Extract exactly the range of lines bounded by the line containing "Serialize everything readable" and the final line of the listing, both ends included, and no other lines.

──────

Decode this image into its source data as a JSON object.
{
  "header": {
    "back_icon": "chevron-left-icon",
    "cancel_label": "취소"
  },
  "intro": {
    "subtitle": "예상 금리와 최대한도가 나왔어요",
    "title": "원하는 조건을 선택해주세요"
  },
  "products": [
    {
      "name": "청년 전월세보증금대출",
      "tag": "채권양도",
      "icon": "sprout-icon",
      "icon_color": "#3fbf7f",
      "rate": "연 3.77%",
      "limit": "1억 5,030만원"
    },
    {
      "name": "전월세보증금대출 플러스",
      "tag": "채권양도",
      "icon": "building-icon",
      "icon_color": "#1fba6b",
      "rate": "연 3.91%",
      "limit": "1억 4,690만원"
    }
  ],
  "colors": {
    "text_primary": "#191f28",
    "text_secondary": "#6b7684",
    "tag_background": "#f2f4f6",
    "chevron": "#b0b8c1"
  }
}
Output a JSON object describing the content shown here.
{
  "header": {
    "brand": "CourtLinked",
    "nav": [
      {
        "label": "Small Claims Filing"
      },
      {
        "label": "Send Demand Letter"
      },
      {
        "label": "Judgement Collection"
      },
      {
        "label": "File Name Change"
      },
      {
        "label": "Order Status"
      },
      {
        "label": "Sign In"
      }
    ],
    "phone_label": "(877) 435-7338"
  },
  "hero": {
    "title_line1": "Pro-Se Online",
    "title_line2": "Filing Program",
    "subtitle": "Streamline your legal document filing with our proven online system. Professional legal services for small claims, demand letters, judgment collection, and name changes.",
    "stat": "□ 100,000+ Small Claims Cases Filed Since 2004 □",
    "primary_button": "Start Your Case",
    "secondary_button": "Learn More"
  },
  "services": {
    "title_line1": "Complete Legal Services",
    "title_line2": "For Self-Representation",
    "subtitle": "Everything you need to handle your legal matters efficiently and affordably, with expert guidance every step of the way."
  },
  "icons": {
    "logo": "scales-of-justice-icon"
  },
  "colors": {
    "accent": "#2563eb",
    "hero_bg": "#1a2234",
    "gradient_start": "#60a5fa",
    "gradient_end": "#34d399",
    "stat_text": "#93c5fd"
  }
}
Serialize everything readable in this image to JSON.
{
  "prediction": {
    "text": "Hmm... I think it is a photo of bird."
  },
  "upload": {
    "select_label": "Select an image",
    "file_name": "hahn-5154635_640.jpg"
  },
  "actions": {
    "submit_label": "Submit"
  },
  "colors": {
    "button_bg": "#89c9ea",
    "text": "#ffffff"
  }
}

──────

* RESPONSE TO THIS EXERCISE *
Serialize everything readable in this image to JSON.
{
  "prediction": {
    "text": "Hmm... I think it is a photo of bird."
  },
  "upload": {
    "select_label": "Select an image",
    "file_name": "hahn-5154635_640.jpg"
  },
  "actions": {
    "submit_label": "Submit"
  },
  "colors": {
    "button_bg": "#89c9ea",
    "text": "#ffffff"
  }
}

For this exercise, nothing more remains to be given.